> [WRITTEN EXERCISE] In the listing below, identify each line with the word "signal" and return those lines.

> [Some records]
━━━━━━

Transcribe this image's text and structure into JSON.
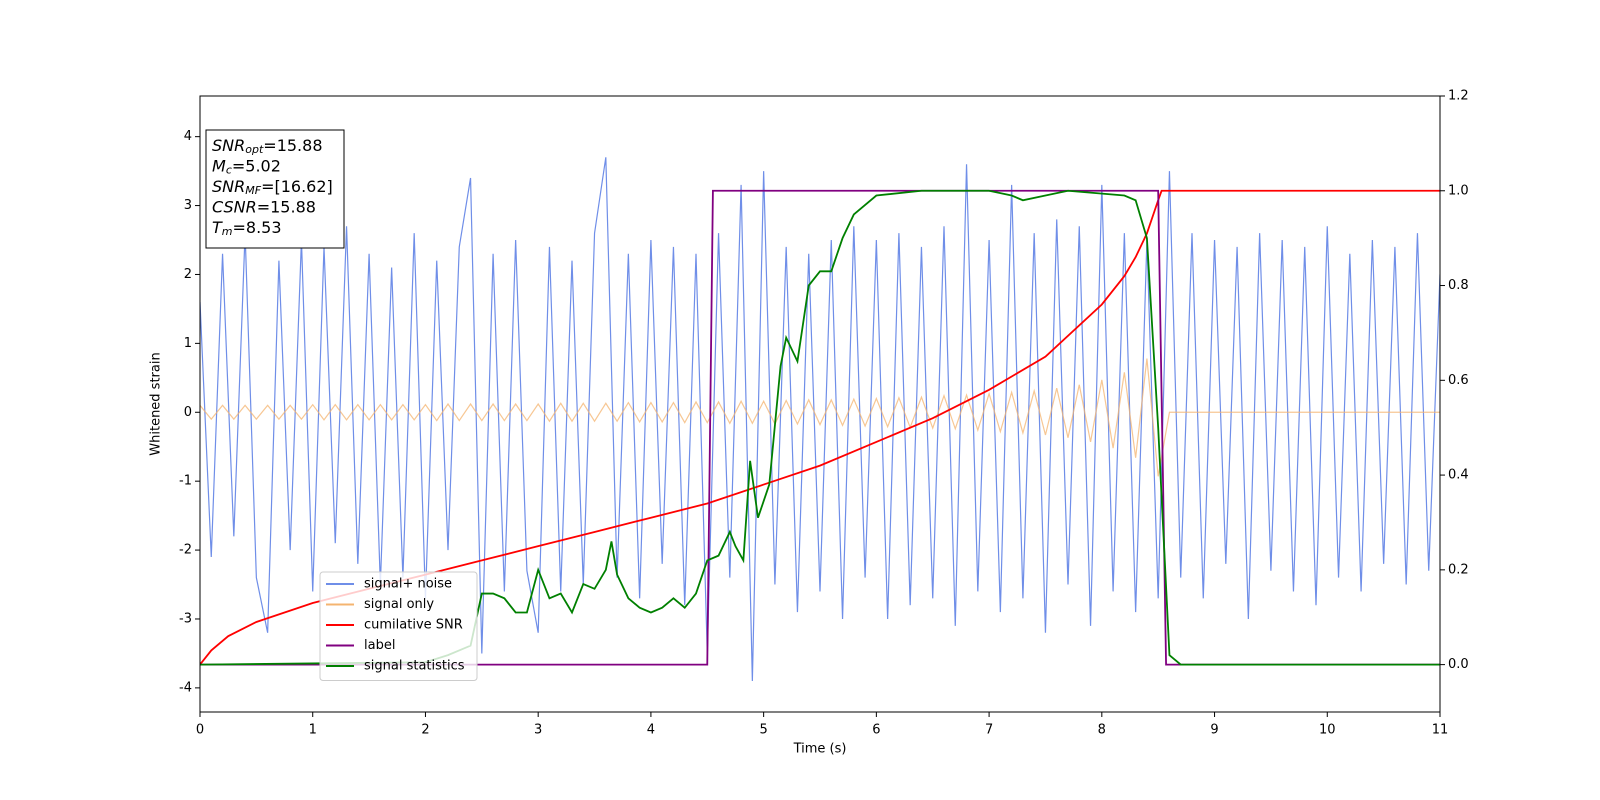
{
  "chart_data": {
    "type": "line",
    "xlabel": "Time (s)",
    "ylabel": "Whitened strain",
    "xlim": [
      0,
      11
    ],
    "ylim": [
      -4.35,
      4.59
    ],
    "y2lim": [
      -0.1,
      1.2
    ],
    "xticks": [
      0,
      1,
      2,
      3,
      4,
      5,
      6,
      7,
      8,
      9,
      10,
      11
    ],
    "yticks": [
      -4,
      -3,
      -2,
      -1,
      0,
      1,
      2,
      3,
      4
    ],
    "y2ticks": [
      {
        "value": 0,
        "label": "0.0"
      },
      0.2,
      0.4,
      0.6,
      0.8,
      {
        "value": 1,
        "label": "1.0"
      },
      1.2
    ],
    "legend": "lower left",
    "annotations": [
      {
        "main": "SNR",
        "sub": "opt",
        "rest": "=15.88"
      },
      {
        "main": "M",
        "sub": "c",
        "rest": "=5.02"
      },
      {
        "main": "SNR",
        "sub": "MF",
        "rest": "=[16.62]"
      },
      {
        "main": "CSNR",
        "rest": "=15.88"
      },
      {
        "main": "T",
        "sub": "m",
        "rest": "=8.53"
      }
    ],
    "series": [
      {
        "name": "signal+ noise",
        "color": "#6f8ee8",
        "x": [
          0,
          0.1,
          0.2,
          0.3,
          0.4,
          0.5,
          0.6,
          0.7,
          0.8,
          0.9,
          1,
          1.1,
          1.2,
          1.3,
          1.4,
          1.5,
          1.6,
          1.7,
          1.8,
          1.9,
          2,
          2.1,
          2.2,
          2.3,
          2.4,
          2.5,
          2.6,
          2.7,
          2.8,
          2.9,
          3,
          3.1,
          3.2,
          3.3,
          3.4,
          3.5,
          3.6,
          3.7,
          3.8,
          3.9,
          4,
          4.1,
          4.2,
          4.3,
          4.4,
          4.5,
          4.6,
          4.7,
          4.8,
          4.9,
          5,
          5.1,
          5.2,
          5.3,
          5.4,
          5.5,
          5.6,
          5.7,
          5.8,
          5.9,
          6,
          6.1,
          6.2,
          6.3,
          6.4,
          6.5,
          6.6,
          6.7,
          6.8,
          6.9,
          7,
          7.1,
          7.2,
          7.3,
          7.4,
          7.5,
          7.6,
          7.7,
          7.8,
          7.9,
          8,
          8.1,
          8.2,
          8.3,
          8.4,
          8.5,
          8.6,
          8.7,
          8.8,
          8.9,
          9,
          9.1,
          9.2,
          9.3,
          9.4,
          9.5,
          9.6,
          9.7,
          9.8,
          9.9,
          10,
          10.1,
          10.2,
          10.3,
          10.4,
          10.5,
          10.6,
          10.7,
          10.8,
          10.9,
          11
        ],
        "values": [
          1.6,
          -2.1,
          2.3,
          -1.8,
          2.6,
          -2.4,
          -3.2,
          2.2,
          -2.0,
          2.5,
          -2.6,
          2.4,
          -1.9,
          2.7,
          -2.2,
          2.3,
          -2.5,
          2.1,
          -2.4,
          2.6,
          -2.7,
          2.2,
          -2.0,
          2.4,
          3.4,
          -3.5,
          2.3,
          -2.6,
          2.5,
          -2.3,
          -3.2,
          2.4,
          -2.6,
          2.2,
          -2.5,
          2.6,
          3.7,
          -2.4,
          2.3,
          -2.7,
          2.5,
          -2.2,
          2.4,
          -2.8,
          2.3,
          -3.5,
          2.6,
          -2.4,
          3.3,
          -3.9,
          3.5,
          -2.5,
          2.4,
          -2.9,
          2.3,
          -2.6,
          2.5,
          -3.0,
          2.7,
          -2.4,
          2.5,
          -3.0,
          2.6,
          -2.8,
          2.4,
          -2.7,
          2.7,
          -3.1,
          3.6,
          -2.6,
          2.5,
          -2.9,
          3.3,
          -2.7,
          2.6,
          -3.2,
          2.8,
          -2.5,
          2.7,
          -3.1,
          3.3,
          -2.6,
          2.6,
          -2.9,
          2.5,
          -2.7,
          3.5,
          -2.4,
          2.6,
          -2.7,
          2.5,
          -2.2,
          2.4,
          -3.0,
          2.6,
          -2.3,
          2.5,
          -2.6,
          2.4,
          -2.8,
          2.7,
          -2.4,
          2.3,
          -2.6,
          2.5,
          -2.2,
          2.4,
          -2.5,
          2.6,
          -2.3,
          2.0
        ]
      },
      {
        "name": "signal only",
        "color": "#f4b470",
        "x": [
          0,
          0.1,
          0.2,
          0.3,
          0.4,
          0.5,
          0.6,
          0.7,
          0.8,
          0.9,
          1,
          1.1,
          1.2,
          1.3,
          1.4,
          1.5,
          1.6,
          1.7,
          1.8,
          1.9,
          2,
          2.1,
          2.2,
          2.3,
          2.4,
          2.5,
          2.6,
          2.7,
          2.8,
          2.9,
          3,
          3.1,
          3.2,
          3.3,
          3.4,
          3.5,
          3.6,
          3.7,
          3.8,
          3.9,
          4,
          4.1,
          4.2,
          4.3,
          4.4,
          4.5,
          4.6,
          4.7,
          4.8,
          4.9,
          5,
          5.1,
          5.2,
          5.3,
          5.4,
          5.5,
          5.6,
          5.7,
          5.8,
          5.9,
          6,
          6.1,
          6.2,
          6.3,
          6.4,
          6.5,
          6.6,
          6.7,
          6.8,
          6.9,
          7,
          7.1,
          7.2,
          7.3,
          7.4,
          7.5,
          7.6,
          7.7,
          7.8,
          7.9,
          8,
          8.1,
          8.2,
          8.3,
          8.4,
          8.5,
          8.6,
          8.7,
          8.8,
          8.9,
          9,
          9.1,
          9.2,
          9.3,
          9.4,
          9.5,
          9.6,
          9.7,
          9.8,
          9.9,
          10,
          10.1,
          10.2,
          10.3,
          10.4,
          10.5,
          10.6,
          10.7,
          10.8,
          10.9,
          11
        ],
        "values": [
          0.1,
          -0.1,
          0.1,
          -0.1,
          0.1,
          -0.1,
          0.1,
          -0.1,
          0.1,
          -0.1,
          0.11,
          -0.11,
          0.11,
          -0.11,
          0.11,
          -0.11,
          0.11,
          -0.11,
          0.11,
          -0.11,
          0.11,
          -0.12,
          0.12,
          -0.12,
          0.12,
          -0.12,
          0.12,
          -0.12,
          0.12,
          -0.12,
          0.12,
          -0.13,
          0.13,
          -0.13,
          0.13,
          -0.13,
          0.13,
          -0.13,
          0.14,
          -0.14,
          0.14,
          -0.14,
          0.14,
          -0.15,
          0.15,
          -0.15,
          0.15,
          -0.16,
          0.16,
          -0.16,
          0.16,
          -0.17,
          0.17,
          -0.17,
          0.18,
          -0.18,
          0.18,
          -0.19,
          0.19,
          -0.2,
          0.2,
          -0.21,
          0.21,
          -0.22,
          0.22,
          -0.23,
          0.24,
          -0.24,
          0.25,
          -0.26,
          0.27,
          -0.28,
          0.29,
          -0.3,
          0.31,
          -0.33,
          0.35,
          -0.37,
          0.4,
          -0.43,
          0.47,
          -0.52,
          0.58,
          -0.66,
          0.78,
          -0.93,
          0,
          0,
          0,
          0,
          0,
          0,
          0,
          0,
          0,
          0,
          0,
          0,
          0,
          0,
          0,
          0,
          0,
          0,
          0,
          0,
          0,
          0,
          0,
          0,
          0
        ]
      },
      {
        "name": "cumilative SNR",
        "color": "#ff0000",
        "axis": "y2",
        "x": [
          0,
          0.1,
          0.25,
          0.5,
          1,
          1.5,
          2,
          2.5,
          3,
          3.5,
          4,
          4.5,
          5,
          5.5,
          6,
          6.5,
          7,
          7.5,
          8,
          8.2,
          8.3,
          8.4,
          8.5,
          8.53,
          11
        ],
        "values": [
          0,
          0.03,
          0.06,
          0.09,
          0.13,
          0.16,
          0.19,
          0.22,
          0.25,
          0.28,
          0.31,
          0.34,
          0.38,
          0.42,
          0.47,
          0.52,
          0.58,
          0.65,
          0.76,
          0.82,
          0.86,
          0.91,
          0.98,
          1,
          1
        ]
      },
      {
        "name": "label",
        "color": "#800080",
        "axis": "y2",
        "x": [
          0,
          4.5,
          4.55,
          8.5,
          8.57,
          11
        ],
        "values": [
          0,
          0,
          1,
          1,
          0,
          0
        ]
      },
      {
        "name": "signal statistics",
        "color": "#008000",
        "axis": "y2",
        "x": [
          0,
          2.0,
          2.2,
          2.4,
          2.5,
          2.6,
          2.7,
          2.8,
          2.9,
          3.0,
          3.1,
          3.2,
          3.3,
          3.4,
          3.5,
          3.6,
          3.65,
          3.7,
          3.8,
          3.9,
          4.0,
          4.1,
          4.2,
          4.3,
          4.4,
          4.5,
          4.6,
          4.7,
          4.75,
          4.82,
          4.88,
          4.95,
          5.05,
          5.15,
          5.2,
          5.3,
          5.4,
          5.5,
          5.6,
          5.7,
          5.8,
          6.0,
          6.4,
          7.0,
          7.2,
          7.3,
          7.5,
          7.7,
          8.2,
          8.3,
          8.4,
          8.5,
          8.6,
          8.7,
          11
        ],
        "values": [
          0,
          0.005,
          0.02,
          0.04,
          0.15,
          0.15,
          0.14,
          0.11,
          0.11,
          0.2,
          0.14,
          0.15,
          0.11,
          0.17,
          0.16,
          0.2,
          0.26,
          0.19,
          0.14,
          0.12,
          0.11,
          0.12,
          0.14,
          0.12,
          0.15,
          0.22,
          0.23,
          0.28,
          0.25,
          0.22,
          0.43,
          0.31,
          0.38,
          0.63,
          0.69,
          0.64,
          0.8,
          0.83,
          0.83,
          0.9,
          0.95,
          0.99,
          1,
          1,
          0.99,
          0.98,
          0.99,
          1,
          0.99,
          0.98,
          0.9,
          0.5,
          0.02,
          0,
          0
        ]
      }
    ]
  }
}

━━━━━━

> [SOLUTION FOR THIS PROBLEM]
        "name": "signal+ noise",
        "name": "signal only",
        "name": "signal statistics",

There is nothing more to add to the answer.